-- Start Material to process --

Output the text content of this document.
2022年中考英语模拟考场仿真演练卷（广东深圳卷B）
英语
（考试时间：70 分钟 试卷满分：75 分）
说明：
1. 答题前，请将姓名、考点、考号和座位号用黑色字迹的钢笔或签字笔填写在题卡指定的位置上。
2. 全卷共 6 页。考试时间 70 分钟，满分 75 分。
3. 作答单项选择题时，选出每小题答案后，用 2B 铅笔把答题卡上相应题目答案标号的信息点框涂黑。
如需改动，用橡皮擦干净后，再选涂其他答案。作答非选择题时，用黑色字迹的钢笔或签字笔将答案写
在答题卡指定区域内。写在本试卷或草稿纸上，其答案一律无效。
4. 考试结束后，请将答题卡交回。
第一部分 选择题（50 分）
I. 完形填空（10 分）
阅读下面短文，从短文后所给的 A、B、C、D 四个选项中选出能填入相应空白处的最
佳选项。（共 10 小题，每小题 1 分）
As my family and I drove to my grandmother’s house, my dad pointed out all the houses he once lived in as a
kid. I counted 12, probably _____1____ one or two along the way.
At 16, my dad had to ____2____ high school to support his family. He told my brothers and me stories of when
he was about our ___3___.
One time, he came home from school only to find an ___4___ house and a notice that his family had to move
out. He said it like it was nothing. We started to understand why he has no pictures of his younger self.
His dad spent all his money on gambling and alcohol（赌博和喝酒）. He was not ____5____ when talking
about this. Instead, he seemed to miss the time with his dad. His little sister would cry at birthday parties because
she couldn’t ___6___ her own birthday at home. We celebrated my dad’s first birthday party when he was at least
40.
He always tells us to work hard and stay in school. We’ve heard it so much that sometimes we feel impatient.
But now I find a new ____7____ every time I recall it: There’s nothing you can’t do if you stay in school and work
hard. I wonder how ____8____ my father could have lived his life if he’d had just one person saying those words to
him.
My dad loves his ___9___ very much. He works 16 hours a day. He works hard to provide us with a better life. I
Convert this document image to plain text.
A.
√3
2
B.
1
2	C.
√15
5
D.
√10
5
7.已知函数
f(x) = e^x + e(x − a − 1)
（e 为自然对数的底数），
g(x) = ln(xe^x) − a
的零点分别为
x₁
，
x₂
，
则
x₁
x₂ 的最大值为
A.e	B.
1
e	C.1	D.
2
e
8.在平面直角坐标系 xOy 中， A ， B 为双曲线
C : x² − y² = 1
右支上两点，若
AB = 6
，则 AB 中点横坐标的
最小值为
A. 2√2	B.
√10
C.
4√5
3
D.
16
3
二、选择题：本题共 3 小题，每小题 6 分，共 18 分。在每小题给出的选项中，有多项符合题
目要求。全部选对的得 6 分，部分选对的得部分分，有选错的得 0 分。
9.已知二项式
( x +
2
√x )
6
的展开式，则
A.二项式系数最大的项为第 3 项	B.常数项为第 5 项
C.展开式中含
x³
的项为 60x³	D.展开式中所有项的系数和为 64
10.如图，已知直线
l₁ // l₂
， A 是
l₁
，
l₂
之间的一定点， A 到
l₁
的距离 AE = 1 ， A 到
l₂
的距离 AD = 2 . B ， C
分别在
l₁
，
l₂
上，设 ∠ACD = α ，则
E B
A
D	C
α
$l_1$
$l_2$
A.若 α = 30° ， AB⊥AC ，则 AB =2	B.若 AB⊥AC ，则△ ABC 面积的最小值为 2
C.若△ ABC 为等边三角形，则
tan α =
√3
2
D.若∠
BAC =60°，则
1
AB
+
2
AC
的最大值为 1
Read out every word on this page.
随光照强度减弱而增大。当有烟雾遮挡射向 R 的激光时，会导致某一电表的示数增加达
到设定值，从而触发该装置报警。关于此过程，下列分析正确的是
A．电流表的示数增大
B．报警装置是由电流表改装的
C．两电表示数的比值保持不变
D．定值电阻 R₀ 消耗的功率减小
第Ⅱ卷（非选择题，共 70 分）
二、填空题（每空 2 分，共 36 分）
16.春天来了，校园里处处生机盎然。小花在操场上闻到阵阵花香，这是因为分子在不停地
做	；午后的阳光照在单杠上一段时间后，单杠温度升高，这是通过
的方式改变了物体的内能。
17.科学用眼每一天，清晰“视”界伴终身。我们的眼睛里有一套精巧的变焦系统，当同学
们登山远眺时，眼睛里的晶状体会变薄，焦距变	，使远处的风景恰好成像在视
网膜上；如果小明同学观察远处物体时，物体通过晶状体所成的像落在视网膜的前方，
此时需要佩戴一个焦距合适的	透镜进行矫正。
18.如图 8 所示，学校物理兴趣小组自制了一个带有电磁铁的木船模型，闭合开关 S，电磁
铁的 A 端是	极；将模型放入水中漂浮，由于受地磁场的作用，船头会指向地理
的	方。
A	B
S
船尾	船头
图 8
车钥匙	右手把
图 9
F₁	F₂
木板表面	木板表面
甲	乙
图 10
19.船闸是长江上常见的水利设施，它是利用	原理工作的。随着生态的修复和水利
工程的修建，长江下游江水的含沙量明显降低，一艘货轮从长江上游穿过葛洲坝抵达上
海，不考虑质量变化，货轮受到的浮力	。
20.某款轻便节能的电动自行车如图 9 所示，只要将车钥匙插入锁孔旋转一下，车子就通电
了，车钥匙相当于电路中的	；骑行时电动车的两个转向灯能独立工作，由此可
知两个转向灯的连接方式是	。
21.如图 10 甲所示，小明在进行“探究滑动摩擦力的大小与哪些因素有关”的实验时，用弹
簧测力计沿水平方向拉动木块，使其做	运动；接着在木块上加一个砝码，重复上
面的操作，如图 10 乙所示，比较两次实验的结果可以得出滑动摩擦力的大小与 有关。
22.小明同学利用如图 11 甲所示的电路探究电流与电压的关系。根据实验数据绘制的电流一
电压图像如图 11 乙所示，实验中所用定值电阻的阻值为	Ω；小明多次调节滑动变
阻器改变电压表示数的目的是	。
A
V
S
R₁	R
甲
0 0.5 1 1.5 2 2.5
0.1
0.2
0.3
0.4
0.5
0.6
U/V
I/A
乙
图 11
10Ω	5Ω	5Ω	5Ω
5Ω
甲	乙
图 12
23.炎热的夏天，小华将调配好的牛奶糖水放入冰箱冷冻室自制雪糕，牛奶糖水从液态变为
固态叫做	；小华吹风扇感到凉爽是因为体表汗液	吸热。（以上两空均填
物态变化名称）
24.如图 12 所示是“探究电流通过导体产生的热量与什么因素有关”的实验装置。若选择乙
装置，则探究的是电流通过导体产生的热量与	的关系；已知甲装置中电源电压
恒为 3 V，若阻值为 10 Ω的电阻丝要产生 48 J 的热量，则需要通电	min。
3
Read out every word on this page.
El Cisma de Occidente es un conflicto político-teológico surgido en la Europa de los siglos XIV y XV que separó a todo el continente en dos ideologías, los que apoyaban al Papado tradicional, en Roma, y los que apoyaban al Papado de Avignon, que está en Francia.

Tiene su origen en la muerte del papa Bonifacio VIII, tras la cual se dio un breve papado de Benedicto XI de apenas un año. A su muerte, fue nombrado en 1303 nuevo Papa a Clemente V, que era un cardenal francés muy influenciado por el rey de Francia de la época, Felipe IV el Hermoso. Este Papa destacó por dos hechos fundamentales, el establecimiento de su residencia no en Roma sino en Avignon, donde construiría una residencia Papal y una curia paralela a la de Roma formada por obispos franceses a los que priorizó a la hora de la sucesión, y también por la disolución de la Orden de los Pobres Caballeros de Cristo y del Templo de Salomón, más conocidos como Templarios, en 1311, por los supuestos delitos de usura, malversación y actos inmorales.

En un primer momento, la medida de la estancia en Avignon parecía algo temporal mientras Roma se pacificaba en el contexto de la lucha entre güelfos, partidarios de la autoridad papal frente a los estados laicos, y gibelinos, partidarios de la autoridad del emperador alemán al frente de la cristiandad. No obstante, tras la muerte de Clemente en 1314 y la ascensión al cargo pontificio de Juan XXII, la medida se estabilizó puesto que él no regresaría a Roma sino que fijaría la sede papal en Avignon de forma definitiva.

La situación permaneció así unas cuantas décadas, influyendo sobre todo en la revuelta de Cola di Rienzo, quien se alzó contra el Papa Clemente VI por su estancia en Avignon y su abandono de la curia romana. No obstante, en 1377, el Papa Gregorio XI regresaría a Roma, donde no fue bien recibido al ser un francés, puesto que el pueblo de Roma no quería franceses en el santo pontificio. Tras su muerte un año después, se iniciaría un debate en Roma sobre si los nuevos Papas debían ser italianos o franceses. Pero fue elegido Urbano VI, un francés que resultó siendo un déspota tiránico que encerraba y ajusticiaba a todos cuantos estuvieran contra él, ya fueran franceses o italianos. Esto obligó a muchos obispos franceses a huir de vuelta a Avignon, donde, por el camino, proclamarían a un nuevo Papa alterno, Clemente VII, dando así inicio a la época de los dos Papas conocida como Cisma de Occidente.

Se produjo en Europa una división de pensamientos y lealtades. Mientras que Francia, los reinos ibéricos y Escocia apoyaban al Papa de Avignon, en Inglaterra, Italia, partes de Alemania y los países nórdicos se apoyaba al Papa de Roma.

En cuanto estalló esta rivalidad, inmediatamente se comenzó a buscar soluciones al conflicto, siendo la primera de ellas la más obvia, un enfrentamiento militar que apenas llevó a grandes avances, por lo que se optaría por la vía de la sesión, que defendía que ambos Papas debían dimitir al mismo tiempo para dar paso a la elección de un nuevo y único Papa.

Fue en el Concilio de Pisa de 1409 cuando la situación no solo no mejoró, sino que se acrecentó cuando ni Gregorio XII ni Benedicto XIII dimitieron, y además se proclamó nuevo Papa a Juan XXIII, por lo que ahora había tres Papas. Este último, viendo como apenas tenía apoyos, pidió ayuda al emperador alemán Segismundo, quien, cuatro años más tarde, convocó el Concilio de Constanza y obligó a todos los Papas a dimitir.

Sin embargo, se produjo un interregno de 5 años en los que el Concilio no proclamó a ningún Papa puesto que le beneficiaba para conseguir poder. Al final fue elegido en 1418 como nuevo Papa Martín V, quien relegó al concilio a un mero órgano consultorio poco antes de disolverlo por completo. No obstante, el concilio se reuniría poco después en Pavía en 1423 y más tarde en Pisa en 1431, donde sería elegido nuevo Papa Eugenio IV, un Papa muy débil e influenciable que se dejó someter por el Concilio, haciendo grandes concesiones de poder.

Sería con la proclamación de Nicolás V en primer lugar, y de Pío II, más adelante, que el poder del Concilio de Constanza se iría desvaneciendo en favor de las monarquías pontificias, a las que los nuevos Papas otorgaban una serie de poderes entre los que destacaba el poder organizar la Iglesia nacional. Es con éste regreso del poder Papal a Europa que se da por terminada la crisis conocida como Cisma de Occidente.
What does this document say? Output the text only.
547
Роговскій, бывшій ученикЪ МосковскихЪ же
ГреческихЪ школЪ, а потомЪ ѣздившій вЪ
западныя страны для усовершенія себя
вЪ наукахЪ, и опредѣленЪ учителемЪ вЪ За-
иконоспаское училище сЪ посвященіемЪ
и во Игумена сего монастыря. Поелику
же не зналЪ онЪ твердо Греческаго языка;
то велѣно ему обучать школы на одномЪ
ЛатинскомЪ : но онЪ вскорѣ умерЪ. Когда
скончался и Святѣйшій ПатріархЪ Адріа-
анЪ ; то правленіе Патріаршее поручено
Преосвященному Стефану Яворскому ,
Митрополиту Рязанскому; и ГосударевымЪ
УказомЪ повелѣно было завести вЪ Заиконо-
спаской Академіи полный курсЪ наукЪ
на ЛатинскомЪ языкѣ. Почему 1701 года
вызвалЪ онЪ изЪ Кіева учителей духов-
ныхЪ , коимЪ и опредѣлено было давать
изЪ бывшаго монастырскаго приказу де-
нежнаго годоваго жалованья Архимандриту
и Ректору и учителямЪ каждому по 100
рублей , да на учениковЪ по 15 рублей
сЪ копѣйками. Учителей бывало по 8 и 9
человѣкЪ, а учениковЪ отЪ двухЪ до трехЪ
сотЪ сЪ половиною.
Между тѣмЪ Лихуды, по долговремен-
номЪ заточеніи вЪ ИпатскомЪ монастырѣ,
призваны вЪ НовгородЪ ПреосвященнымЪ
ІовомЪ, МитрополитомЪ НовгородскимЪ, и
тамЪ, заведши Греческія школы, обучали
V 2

-- End Material to process --

--- To do ---
Collect every line with the string "Output" from the records, and copy each.

--- Worked solution ---
Output the text content of this document.
What does this document say? Output the text only.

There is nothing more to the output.